Dataset items:
"""

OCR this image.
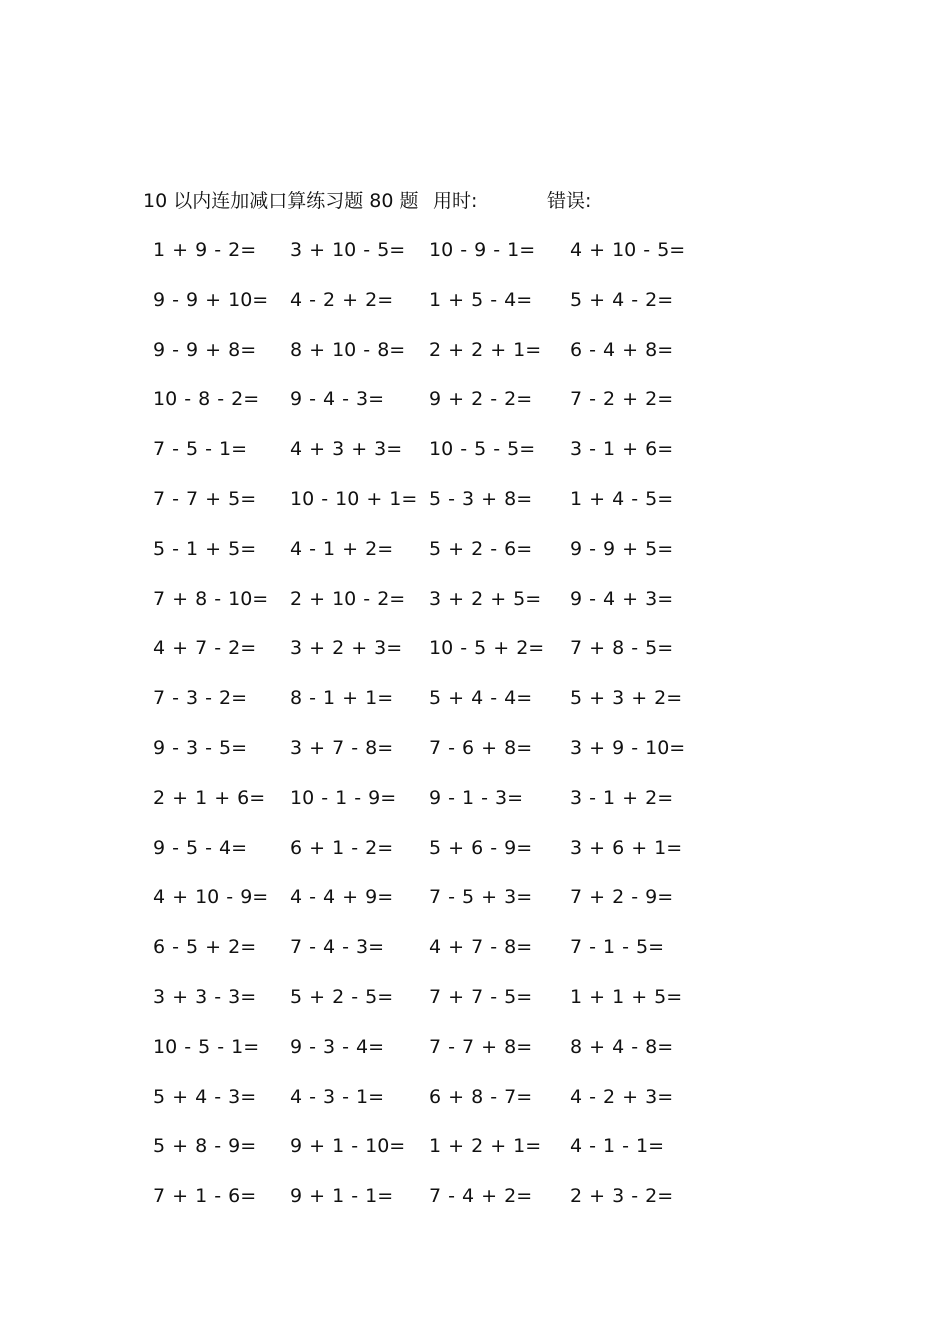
10 以内连加减口算练习题 80 题 用时:	错误:
1 + 9 - 2= 3 + 10 - 5= 10 - 9 - 1= 4 + 10 - 5=
9 - 9 + 10= 4 - 2 + 2= 1 + 5 - 4= 5 + 4 - 2=
9 - 9 + 8= 8 + 10 - 8= 2 + 2 + 1= 6 - 4 + 8=
10 - 8 - 2= 9 - 4 - 3= 9 + 2 - 2= 7 - 2 + 2=
7 - 5 - 1= 4 + 3 + 3= 10 - 5 - 5= 3 - 1 + 6=
7 - 7 + 5= 10 - 10 + 1= 5 - 3 + 8= 1 + 4 - 5=
5 - 1 + 5= 4 - 1 + 2= 5 + 2 - 6= 9 - 9 + 5=
7 + 8 - 10= 2 + 10 - 2= 3 + 2 + 5= 9 - 4 + 3=
4 + 7 - 2= 3 + 2 + 3= 10 - 5 + 2= 7 + 8 - 5=
7 - 3 - 2= 8 - 1 + 1= 5 + 4 - 4= 5 + 3 + 2=
9 - 3 - 5= 3 + 7 - 8= 7 - 6 + 8= 3 + 9 - 10=
2 + 1 + 6= 10 - 1 - 9= 9 - 1 - 3= 3 - 1 + 2=
9 - 5 - 4= 6 + 1 - 2= 5 + 6 - 9= 3 + 6 + 1=
4 + 10 - 9= 4 - 4 + 9= 7 - 5 + 3= 7 + 2 - 9=
6 - 5 + 2= 7 - 4 - 3= 4 + 7 - 8= 7 - 1 - 5=
3 + 3 - 3= 5 + 2 - 5= 7 + 7 - 5= 1 + 1 + 5=
10 - 5 - 1= 9 - 3 - 4= 7 - 7 + 8= 8 + 4 - 8=
5 + 4 - 3= 4 - 3 - 1= 6 + 8 - 7= 4 - 2 + 3=
5 + 8 - 9= 9 + 1 - 10= 1 + 2 + 1= 4 - 1 - 1=
7 + 1 - 6= 9 + 1 - 1= 7 - 4 + 2= 2 + 3 - 2=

"""

TASK BRIEF: Return every line of the records exactly as given, pictures excluded.

ANSWER BELOW:
OCR this image.
10 以内连加减口算练习题 80 题 用时:	错误:
1 + 9 - 2= 3 + 10 - 5= 10 - 9 - 1= 4 + 10 - 5=
9 - 9 + 10= 4 - 2 + 2= 1 + 5 - 4= 5 + 4 - 2=
9 - 9 + 8= 8 + 10 - 8= 2 + 2 + 1= 6 - 4 + 8=
10 - 8 - 2= 9 - 4 - 3= 9 + 2 - 2= 7 - 2 + 2=
7 - 5 - 1= 4 + 3 + 3= 10 - 5 - 5= 3 - 1 + 6=
7 - 7 + 5= 10 - 10 + 1= 5 - 3 + 8= 1 + 4 - 5=
5 - 1 + 5= 4 - 1 + 2= 5 + 2 - 6= 9 - 9 + 5=
7 + 8 - 10= 2 + 10 - 2= 3 + 2 + 5= 9 - 4 + 3=
4 + 7 - 2= 3 + 2 + 3= 10 - 5 + 2= 7 + 8 - 5=
7 - 3 - 2= 8 - 1 + 1= 5 + 4 - 4= 5 + 3 + 2=
9 - 3 - 5= 3 + 7 - 8= 7 - 6 + 8= 3 + 9 - 10=
2 + 1 + 6= 10 - 1 - 9= 9 - 1 - 3= 3 - 1 + 2=
9 - 5 - 4= 6 + 1 - 2= 5 + 6 - 9= 3 + 6 + 1=
4 + 10 - 9= 4 - 4 + 9= 7 - 5 + 3= 7 + 2 - 9=
6 - 5 + 2= 7 - 4 - 3= 4 + 7 - 8= 7 - 1 - 5=
3 + 3 - 3= 5 + 2 - 5= 7 + 7 - 5= 1 + 1 + 5=
10 - 5 - 1= 9 - 3 - 4= 7 - 7 + 8= 8 + 4 - 8=
5 + 4 - 3= 4 - 3 - 1= 6 + 8 - 7= 4 - 2 + 3=
5 + 8 - 9= 9 + 1 - 10= 1 + 2 + 1= 4 - 1 - 1=
7 + 1 - 6= 9 + 1 - 1= 7 - 4 + 2= 2 + 3 - 2=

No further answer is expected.